Each entry must appear again exactly as it does in the source.

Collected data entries
++++++++
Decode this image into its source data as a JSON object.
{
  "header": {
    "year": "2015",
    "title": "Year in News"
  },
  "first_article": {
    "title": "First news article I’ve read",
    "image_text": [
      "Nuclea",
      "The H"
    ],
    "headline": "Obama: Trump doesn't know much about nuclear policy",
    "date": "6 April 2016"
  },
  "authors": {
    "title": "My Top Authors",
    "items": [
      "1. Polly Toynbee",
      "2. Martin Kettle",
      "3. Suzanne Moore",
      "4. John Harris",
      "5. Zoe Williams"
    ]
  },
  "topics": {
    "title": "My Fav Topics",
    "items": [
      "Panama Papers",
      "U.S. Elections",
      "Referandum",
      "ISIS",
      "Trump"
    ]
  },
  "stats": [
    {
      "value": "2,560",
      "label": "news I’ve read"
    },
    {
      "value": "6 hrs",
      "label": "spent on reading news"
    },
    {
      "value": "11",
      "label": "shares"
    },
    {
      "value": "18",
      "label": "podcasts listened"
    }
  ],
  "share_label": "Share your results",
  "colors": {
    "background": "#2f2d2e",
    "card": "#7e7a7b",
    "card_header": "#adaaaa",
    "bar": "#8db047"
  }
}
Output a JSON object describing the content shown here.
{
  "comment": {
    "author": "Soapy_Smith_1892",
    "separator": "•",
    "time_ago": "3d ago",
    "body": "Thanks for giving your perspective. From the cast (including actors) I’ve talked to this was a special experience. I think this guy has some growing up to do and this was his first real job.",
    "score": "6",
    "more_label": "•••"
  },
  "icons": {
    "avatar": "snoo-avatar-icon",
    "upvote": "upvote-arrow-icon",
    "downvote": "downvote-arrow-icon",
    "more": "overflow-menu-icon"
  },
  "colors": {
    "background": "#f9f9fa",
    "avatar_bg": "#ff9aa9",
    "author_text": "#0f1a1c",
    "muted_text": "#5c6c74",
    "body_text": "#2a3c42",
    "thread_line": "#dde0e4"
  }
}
++++++++
**Answer to this task**
Decode this image into its source data as a JSON object.
{
  "header": {
    "year": "2015",
    "title": "Year in News"
  },
  "first_article": {
    "title": "First news article I’ve read",
    "image_text": [
      "Nuclea",
      "The H"
    ],
    "headline": "Obama: Trump doesn't know much about nuclear policy",
    "date": "6 April 2016"
  },
  "authors": {
    "title": "My Top Authors",
    "items": [
      "1. Polly Toynbee",
      "2. Martin Kettle",
      "3. Suzanne Moore",
      "4. John Harris",
      "5. Zoe Williams"
    ]
  },
  "topics": {
    "title": "My Fav Topics",
    "items": [
      "Panama Papers",
      "U.S. Elections",
      "Referandum",
      "ISIS",
      "Trump"
    ]
  },
  "stats": [
    {
      "value": "2,560",
      "label": "news I’ve read"
    },
    {
      "value": "6 hrs",
      "label": "spent on reading news"
    },
    {
      "value": "11",
      "label": "shares"
    },
    {
      "value": "18",
      "label": "podcasts listened"
    }
  ],
  "share_label": "Share your results",
  "colors": {
    "background": "#2f2d2e",
    "card": "#7e7a7b",
    "card_header": "#adaaaa",
    "bar": "#8db047"
  }
}
Output a JSON object describing the content shown here.
{
  "comment": {
    "author": "Soapy_Smith_1892",
    "separator": "•",
    "time_ago": "3d ago",
    "body": "Thanks for giving your perspective. From the cast (including actors) I’ve talked to this was a special experience. I think this guy has some growing up to do and this was his first real job.",
    "score": "6",
    "more_label": "•••"
  },
  "icons": {
    "avatar": "snoo-avatar-icon",
    "upvote": "upvote-arrow-icon",
    "downvote": "downvote-arrow-icon",
    "more": "overflow-menu-icon"
  },
  "colors": {
    "background": "#f9f9fa",
    "avatar_bg": "#ff9aa9",
    "author_text": "#0f1a1c",
    "muted_text": "#5c6c74",
    "body_text": "#2a3c42",
    "thread_line": "#dde0e4"
  }
}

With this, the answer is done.